▸ TO DO
Return the listing word for word, as given.

▸ EXTRACTED DATA
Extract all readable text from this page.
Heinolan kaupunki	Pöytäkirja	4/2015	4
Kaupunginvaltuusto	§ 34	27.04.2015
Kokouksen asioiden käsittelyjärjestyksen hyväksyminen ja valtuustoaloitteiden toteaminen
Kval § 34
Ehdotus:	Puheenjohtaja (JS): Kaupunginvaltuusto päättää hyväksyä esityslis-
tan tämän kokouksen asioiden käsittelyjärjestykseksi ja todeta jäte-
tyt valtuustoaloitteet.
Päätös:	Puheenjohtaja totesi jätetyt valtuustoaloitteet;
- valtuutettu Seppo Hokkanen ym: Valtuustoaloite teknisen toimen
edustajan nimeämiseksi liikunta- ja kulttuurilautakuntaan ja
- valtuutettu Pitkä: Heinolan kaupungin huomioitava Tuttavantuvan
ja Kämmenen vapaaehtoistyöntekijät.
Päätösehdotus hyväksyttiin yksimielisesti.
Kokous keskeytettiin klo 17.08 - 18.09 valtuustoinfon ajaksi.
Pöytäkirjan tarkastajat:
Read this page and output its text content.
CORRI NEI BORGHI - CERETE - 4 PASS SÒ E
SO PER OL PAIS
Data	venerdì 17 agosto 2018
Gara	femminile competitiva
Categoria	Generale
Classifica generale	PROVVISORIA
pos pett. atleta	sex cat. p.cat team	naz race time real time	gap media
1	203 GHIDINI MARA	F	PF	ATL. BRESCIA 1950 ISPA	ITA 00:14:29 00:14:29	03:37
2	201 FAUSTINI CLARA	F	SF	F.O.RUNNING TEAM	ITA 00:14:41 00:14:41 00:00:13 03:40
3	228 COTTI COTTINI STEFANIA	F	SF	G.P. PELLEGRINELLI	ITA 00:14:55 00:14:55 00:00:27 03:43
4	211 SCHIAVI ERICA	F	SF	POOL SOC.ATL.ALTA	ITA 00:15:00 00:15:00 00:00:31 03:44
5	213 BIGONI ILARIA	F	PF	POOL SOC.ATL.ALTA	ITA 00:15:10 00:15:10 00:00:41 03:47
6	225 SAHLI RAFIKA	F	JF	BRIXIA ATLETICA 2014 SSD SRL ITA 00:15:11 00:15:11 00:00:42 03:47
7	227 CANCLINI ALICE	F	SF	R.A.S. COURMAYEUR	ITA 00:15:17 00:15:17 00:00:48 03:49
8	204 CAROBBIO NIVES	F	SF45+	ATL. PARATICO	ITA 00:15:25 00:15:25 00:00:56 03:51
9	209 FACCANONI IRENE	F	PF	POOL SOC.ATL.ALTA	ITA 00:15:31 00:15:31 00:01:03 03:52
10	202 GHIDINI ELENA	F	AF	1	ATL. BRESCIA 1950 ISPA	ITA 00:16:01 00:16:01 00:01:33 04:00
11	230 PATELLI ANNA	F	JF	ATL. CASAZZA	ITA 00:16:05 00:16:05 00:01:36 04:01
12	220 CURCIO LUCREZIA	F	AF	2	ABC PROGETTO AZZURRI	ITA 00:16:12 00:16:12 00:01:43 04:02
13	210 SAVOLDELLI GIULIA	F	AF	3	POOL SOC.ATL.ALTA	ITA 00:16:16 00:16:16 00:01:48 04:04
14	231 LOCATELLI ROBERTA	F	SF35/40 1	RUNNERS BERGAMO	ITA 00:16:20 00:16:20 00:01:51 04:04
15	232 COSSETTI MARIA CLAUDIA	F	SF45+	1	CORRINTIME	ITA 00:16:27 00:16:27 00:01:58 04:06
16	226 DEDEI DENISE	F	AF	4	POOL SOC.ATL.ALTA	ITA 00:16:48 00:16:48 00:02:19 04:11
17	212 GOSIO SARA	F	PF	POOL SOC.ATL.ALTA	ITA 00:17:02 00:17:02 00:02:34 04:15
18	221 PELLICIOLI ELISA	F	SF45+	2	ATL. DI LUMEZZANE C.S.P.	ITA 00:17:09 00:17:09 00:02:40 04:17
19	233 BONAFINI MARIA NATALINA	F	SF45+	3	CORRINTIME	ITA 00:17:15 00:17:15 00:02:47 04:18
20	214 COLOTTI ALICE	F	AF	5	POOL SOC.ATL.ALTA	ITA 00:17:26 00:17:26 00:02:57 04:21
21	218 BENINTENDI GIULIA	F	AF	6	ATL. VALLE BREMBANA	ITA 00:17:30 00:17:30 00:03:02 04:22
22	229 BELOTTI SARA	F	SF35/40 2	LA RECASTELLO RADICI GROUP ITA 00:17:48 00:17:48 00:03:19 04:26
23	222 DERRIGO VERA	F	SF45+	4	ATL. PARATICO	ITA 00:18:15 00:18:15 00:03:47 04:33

▸ REPLY
Extract all readable text from this page.
Heinolan kaupunki	Pöytäkirja	4/2015	4
Kaupunginvaltuusto	§ 34	27.04.2015
Kokouksen asioiden käsittelyjärjestyksen hyväksyminen ja valtuustoaloitteiden toteaminen
Kval § 34
Ehdotus:	Puheenjohtaja (JS): Kaupunginvaltuusto päättää hyväksyä esityslis-
tan tämän kokouksen asioiden käsittelyjärjestykseksi ja todeta jäte-
tyt valtuustoaloitteet.
Päätös:	Puheenjohtaja totesi jätetyt valtuustoaloitteet;
- valtuutettu Seppo Hokkanen ym: Valtuustoaloite teknisen toimen
edustajan nimeämiseksi liikunta- ja kulttuurilautakuntaan ja
- valtuutettu Pitkä: Heinolan kaupungin huomioitava Tuttavantuvan
ja Kämmenen vapaaehtoistyöntekijät.
Päätösehdotus hyväksyttiin yksimielisesti.
Kokous keskeytettiin klo 17.08 - 18.09 valtuustoinfon ajaksi.
Pöytäkirjan tarkastajat:
Read this page and output its text content.
CORRI NEI BORGHI - CERETE - 4 PASS SÒ E
SO PER OL PAIS
Data	venerdì 17 agosto 2018
Gara	femminile competitiva
Categoria	Generale
Classifica generale	PROVVISORIA
pos pett. atleta	sex cat. p.cat team	naz race time real time	gap media
1	203 GHIDINI MARA	F	PF	ATL. BRESCIA 1950 ISPA	ITA 00:14:29 00:14:29	03:37
2	201 FAUSTINI CLARA	F	SF	F.O.RUNNING TEAM	ITA 00:14:41 00:14:41 00:00:13 03:40
3	228 COTTI COTTINI STEFANIA	F	SF	G.P. PELLEGRINELLI	ITA 00:14:55 00:14:55 00:00:27 03:43
4	211 SCHIAVI ERICA	F	SF	POOL SOC.ATL.ALTA	ITA 00:15:00 00:15:00 00:00:31 03:44
5	213 BIGONI ILARIA	F	PF	POOL SOC.ATL.ALTA	ITA 00:15:10 00:15:10 00:00:41 03:47
6	225 SAHLI RAFIKA	F	JF	BRIXIA ATLETICA 2014 SSD SRL ITA 00:15:11 00:15:11 00:00:42 03:47
7	227 CANCLINI ALICE	F	SF	R.A.S. COURMAYEUR	ITA 00:15:17 00:15:17 00:00:48 03:49
8	204 CAROBBIO NIVES	F	SF45+	ATL. PARATICO	ITA 00:15:25 00:15:25 00:00:56 03:51
9	209 FACCANONI IRENE	F	PF	POOL SOC.ATL.ALTA	ITA 00:15:31 00:15:31 00:01:03 03:52
10	202 GHIDINI ELENA	F	AF	1	ATL. BRESCIA 1950 ISPA	ITA 00:16:01 00:16:01 00:01:33 04:00
11	230 PATELLI ANNA	F	JF	ATL. CASAZZA	ITA 00:16:05 00:16:05 00:01:36 04:01
12	220 CURCIO LUCREZIA	F	AF	2	ABC PROGETTO AZZURRI	ITA 00:16:12 00:16:12 00:01:43 04:02
13	210 SAVOLDELLI GIULIA	F	AF	3	POOL SOC.ATL.ALTA	ITA 00:16:16 00:16:16 00:01:48 04:04
14	231 LOCATELLI ROBERTA	F	SF35/40 1	RUNNERS BERGAMO	ITA 00:16:20 00:16:20 00:01:51 04:04
15	232 COSSETTI MARIA CLAUDIA	F	SF45+	1	CORRINTIME	ITA 00:16:27 00:16:27 00:01:58 04:06
16	226 DEDEI DENISE	F	AF	4	POOL SOC.ATL.ALTA	ITA 00:16:48 00:16:48 00:02:19 04:11
17	212 GOSIO SARA	F	PF	POOL SOC.ATL.ALTA	ITA 00:17:02 00:17:02 00:02:34 04:15
18	221 PELLICIOLI ELISA	F	SF45+	2	ATL. DI LUMEZZANE C.S.P.	ITA 00:17:09 00:17:09 00:02:40 04:17
19	233 BONAFINI MARIA NATALINA	F	SF45+	3	CORRINTIME	ITA 00:17:15 00:17:15 00:02:47 04:18
20	214 COLOTTI ALICE	F	AF	5	POOL SOC.ATL.ALTA	ITA 00:17:26 00:17:26 00:02:57 04:21
21	218 BENINTENDI GIULIA	F	AF	6	ATL. VALLE BREMBANA	ITA 00:17:30 00:17:30 00:03:02 04:22
22	229 BELOTTI SARA	F	SF35/40 2	LA RECASTELLO RADICI GROUP ITA 00:17:48 00:17:48 00:03:19 04:26
23	222 DERRIGO VERA	F	SF45+	4	ATL. PARATICO	ITA 00:18:15 00:18:15 00:03:47 04:33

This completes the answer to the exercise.